[Dataset entries]

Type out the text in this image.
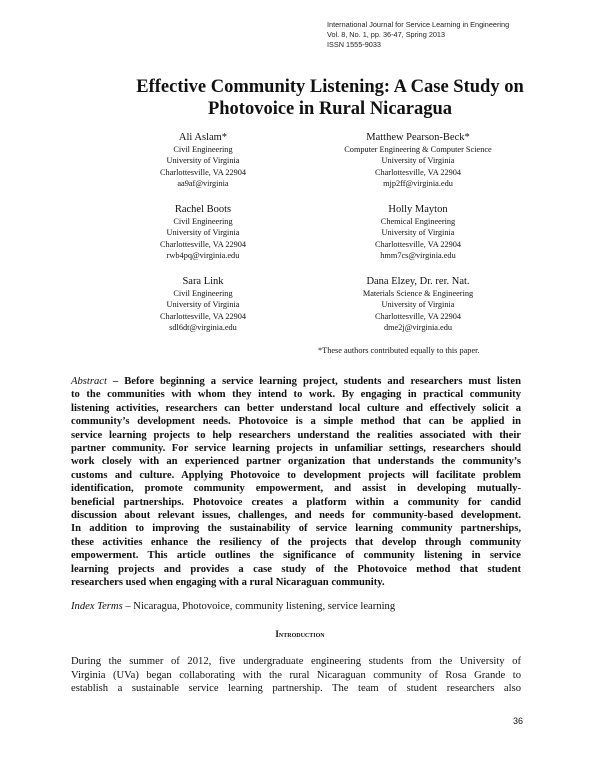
International Journal for Service Learning in Engineering
Vol. 8, No. 1, pp. 36-47, Spring 2013
ISSN 1555-9033
Effective Community Listening: A Case Study on
Photovoice in Rural Nicaragua
Ali Aslam*
Civil Engineering
University of Virginia
Charlottesville, VA 22904
aa9af@virginia
Matthew Pearson-Beck*
Computer Engineering & Computer Science
University of Virginia
Charlottesville, VA 22904
mjp2ff@virginia.edu
Rachel Boots
Civil Engineering
University of Virginia
Charlottesville, VA 22904
rwb4pq@virginia.edu
Holly Mayton
Chemical Engineering
University of Virginia
Charlottesville, VA 22904
hmm7cs@virginia.edu
Sara Link
Civil Engineering
University of Virginia
Charlottesville, VA 22904
sdl6dt@virginia.edu
Dana Elzey, Dr. rer. Nat.
Materials Science & Engineering
University of Virginia
Charlottesville, VA 22904
dme2j@virginia.edu
*These authors contributed equally to this paper.
Abstract – Before beginning a service learning project, students and researchers must listen
to the communities with whom they intend to work. By engaging in practical community
listening activities, researchers can better understand local culture and effectively solicit a
community’s development needs. Photovoice is a simple method that can be applied in
service learning projects to help researchers understand the realities associated with their
partner community. For service learning projects in unfamiliar settings, researchers should
work closely with an experienced partner organization that understands the community’s
customs and culture. Applying Photovoice to development projects will facilitate problem
identification, promote community empowerment, and assist in developing mutually-
beneficial partnerships. Photovoice creates a platform within a community for candid
discussion about relevant issues, challenges, and needs for community-based development.
In addition to improving the sustainability of service learning community partnerships,
these activities enhance the resiliency of the projects that develop through community
empowerment. This article outlines the significance of community listening in service
learning projects and provides a case study of the Photovoice method that student
researchers used when engaging with a rural Nicaraguan community.
Index Terms – Nicaragua, Photovoice, community listening, service learning
Introduction
During the summer of 2012, five undergraduate engineering students from the University of
Virginia (UVa) began collaborating with the rural Nicaraguan community of Rosa Grande to
establish a sustainable service learning partnership. The team of student researchers also
36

• _SHORT TASK_: Leaving the pictures aside, transcribe the entire listing exactly.

• _RESPONSE TO THIS EXERCISE_:
Type out the text in this image.
International Journal for Service Learning in Engineering
Vol. 8, No. 1, pp. 36-47, Spring 2013
ISSN 1555-9033
Effective Community Listening: A Case Study on
Photovoice in Rural Nicaragua
Ali Aslam*
Civil Engineering
University of Virginia
Charlottesville, VA 22904
aa9af@virginia
Matthew Pearson-Beck*
Computer Engineering & Computer Science
University of Virginia
Charlottesville, VA 22904
mjp2ff@virginia.edu
Rachel Boots
Civil Engineering
University of Virginia
Charlottesville, VA 22904
rwb4pq@virginia.edu
Holly Mayton
Chemical Engineering
University of Virginia
Charlottesville, VA 22904
hmm7cs@virginia.edu
Sara Link
Civil Engineering
University of Virginia
Charlottesville, VA 22904
sdl6dt@virginia.edu
Dana Elzey, Dr. rer. Nat.
Materials Science & Engineering
University of Virginia
Charlottesville, VA 22904
dme2j@virginia.edu
*These authors contributed equally to this paper.
Abstract – Before beginning a service learning project, students and researchers must listen
to the communities with whom they intend to work. By engaging in practical community
listening activities, researchers can better understand local culture and effectively solicit a
community’s development needs. Photovoice is a simple method that can be applied in
service learning projects to help researchers understand the realities associated with their
partner community. For service learning projects in unfamiliar settings, researchers should
work closely with an experienced partner organization that understands the community’s
customs and culture. Applying Photovoice to development projects will facilitate problem
identification, promote community empowerment, and assist in developing mutually-
beneficial partnerships. Photovoice creates a platform within a community for candid
discussion about relevant issues, challenges, and needs for community-based development.
In addition to improving the sustainability of service learning community partnerships,
these activities enhance the resiliency of the projects that develop through community
empowerment. This article outlines the significance of community listening in service
learning projects and provides a case study of the Photovoice method that student
researchers used when engaging with a rural Nicaraguan community.
Index Terms – Nicaragua, Photovoice, community listening, service learning
Introduction
During the summer of 2012, five undergraduate engineering students from the University of
Virginia (UVa) began collaborating with the rural Nicaraguan community of Rosa Grande to
establish a sustainable service learning partnership. The team of student researchers also
36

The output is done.